## [TASK INSTRUCTIONS]
Collect all the lines that mention the word "text".

## [A run of records]
+++

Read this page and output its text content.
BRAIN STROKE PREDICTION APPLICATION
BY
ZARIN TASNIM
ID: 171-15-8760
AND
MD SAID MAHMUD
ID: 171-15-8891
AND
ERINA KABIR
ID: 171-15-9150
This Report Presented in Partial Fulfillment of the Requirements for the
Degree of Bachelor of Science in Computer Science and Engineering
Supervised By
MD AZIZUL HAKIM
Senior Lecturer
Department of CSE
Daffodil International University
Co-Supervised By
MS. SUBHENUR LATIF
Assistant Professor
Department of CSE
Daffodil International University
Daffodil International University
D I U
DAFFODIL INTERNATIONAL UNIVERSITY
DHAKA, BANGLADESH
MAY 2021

+++

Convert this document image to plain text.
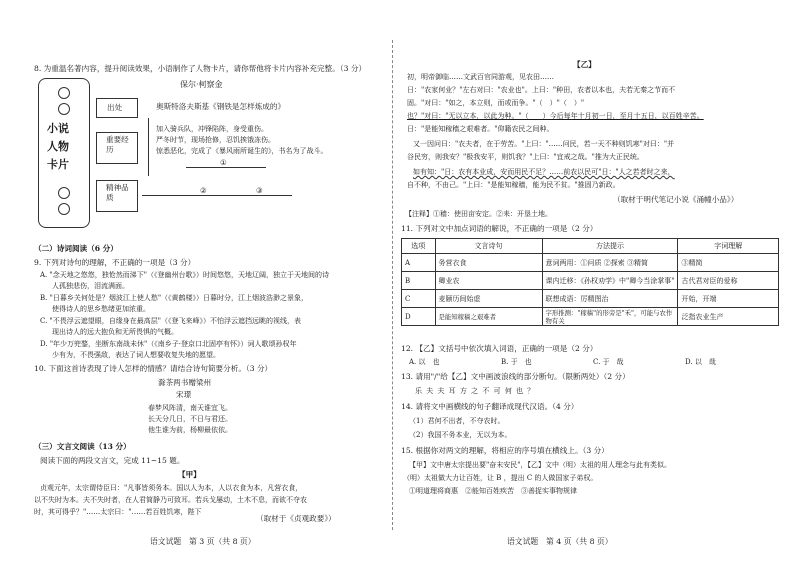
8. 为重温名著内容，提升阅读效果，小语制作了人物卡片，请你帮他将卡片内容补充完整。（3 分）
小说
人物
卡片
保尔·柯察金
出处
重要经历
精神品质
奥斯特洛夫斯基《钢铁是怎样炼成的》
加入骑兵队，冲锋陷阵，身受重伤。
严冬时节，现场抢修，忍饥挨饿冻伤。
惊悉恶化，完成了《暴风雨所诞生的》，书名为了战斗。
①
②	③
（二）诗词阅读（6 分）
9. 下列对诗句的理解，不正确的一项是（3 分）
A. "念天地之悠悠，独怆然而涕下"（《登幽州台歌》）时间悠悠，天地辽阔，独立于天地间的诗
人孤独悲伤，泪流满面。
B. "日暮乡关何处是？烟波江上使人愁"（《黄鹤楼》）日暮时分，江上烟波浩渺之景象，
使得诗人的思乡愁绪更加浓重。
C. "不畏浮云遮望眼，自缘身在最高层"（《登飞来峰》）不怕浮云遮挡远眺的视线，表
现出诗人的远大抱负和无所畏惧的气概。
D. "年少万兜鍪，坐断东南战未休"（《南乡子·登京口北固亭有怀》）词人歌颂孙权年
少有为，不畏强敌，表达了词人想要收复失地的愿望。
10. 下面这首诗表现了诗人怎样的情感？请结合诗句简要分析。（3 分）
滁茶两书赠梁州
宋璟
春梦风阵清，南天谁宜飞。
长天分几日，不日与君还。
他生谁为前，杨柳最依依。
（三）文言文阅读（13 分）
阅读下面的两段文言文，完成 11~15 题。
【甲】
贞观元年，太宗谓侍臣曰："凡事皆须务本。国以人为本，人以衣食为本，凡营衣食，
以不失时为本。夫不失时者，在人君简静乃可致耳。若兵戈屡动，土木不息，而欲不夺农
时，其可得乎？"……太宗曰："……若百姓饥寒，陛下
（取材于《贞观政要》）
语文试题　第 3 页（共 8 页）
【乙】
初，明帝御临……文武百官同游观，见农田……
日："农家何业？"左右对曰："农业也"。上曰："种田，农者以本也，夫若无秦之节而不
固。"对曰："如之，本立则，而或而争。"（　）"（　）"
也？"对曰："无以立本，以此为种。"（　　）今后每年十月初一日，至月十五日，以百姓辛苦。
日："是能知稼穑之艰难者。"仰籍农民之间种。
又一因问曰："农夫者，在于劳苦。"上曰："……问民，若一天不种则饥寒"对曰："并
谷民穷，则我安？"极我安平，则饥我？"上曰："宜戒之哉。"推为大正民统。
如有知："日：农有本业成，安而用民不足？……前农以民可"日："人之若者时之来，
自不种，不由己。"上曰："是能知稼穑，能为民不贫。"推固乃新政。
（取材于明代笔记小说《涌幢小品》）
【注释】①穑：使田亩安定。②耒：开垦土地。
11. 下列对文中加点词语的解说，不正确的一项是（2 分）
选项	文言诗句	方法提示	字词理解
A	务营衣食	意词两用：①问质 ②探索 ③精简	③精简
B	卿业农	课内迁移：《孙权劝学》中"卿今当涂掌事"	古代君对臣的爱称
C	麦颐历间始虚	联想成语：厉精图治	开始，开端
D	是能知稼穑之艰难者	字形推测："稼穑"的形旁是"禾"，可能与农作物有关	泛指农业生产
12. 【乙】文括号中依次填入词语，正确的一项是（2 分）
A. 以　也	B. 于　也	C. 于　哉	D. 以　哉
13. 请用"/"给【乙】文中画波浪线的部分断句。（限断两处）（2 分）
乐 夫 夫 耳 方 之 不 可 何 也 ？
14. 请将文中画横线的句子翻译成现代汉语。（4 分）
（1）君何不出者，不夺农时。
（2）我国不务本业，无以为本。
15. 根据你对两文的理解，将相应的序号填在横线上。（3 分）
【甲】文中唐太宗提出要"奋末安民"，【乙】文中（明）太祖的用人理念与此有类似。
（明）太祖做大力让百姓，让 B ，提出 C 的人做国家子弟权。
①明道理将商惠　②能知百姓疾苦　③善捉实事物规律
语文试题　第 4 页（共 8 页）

+++

## [TASK OUTPUT]
Read this page and output its text content.
Convert this document image to plain text.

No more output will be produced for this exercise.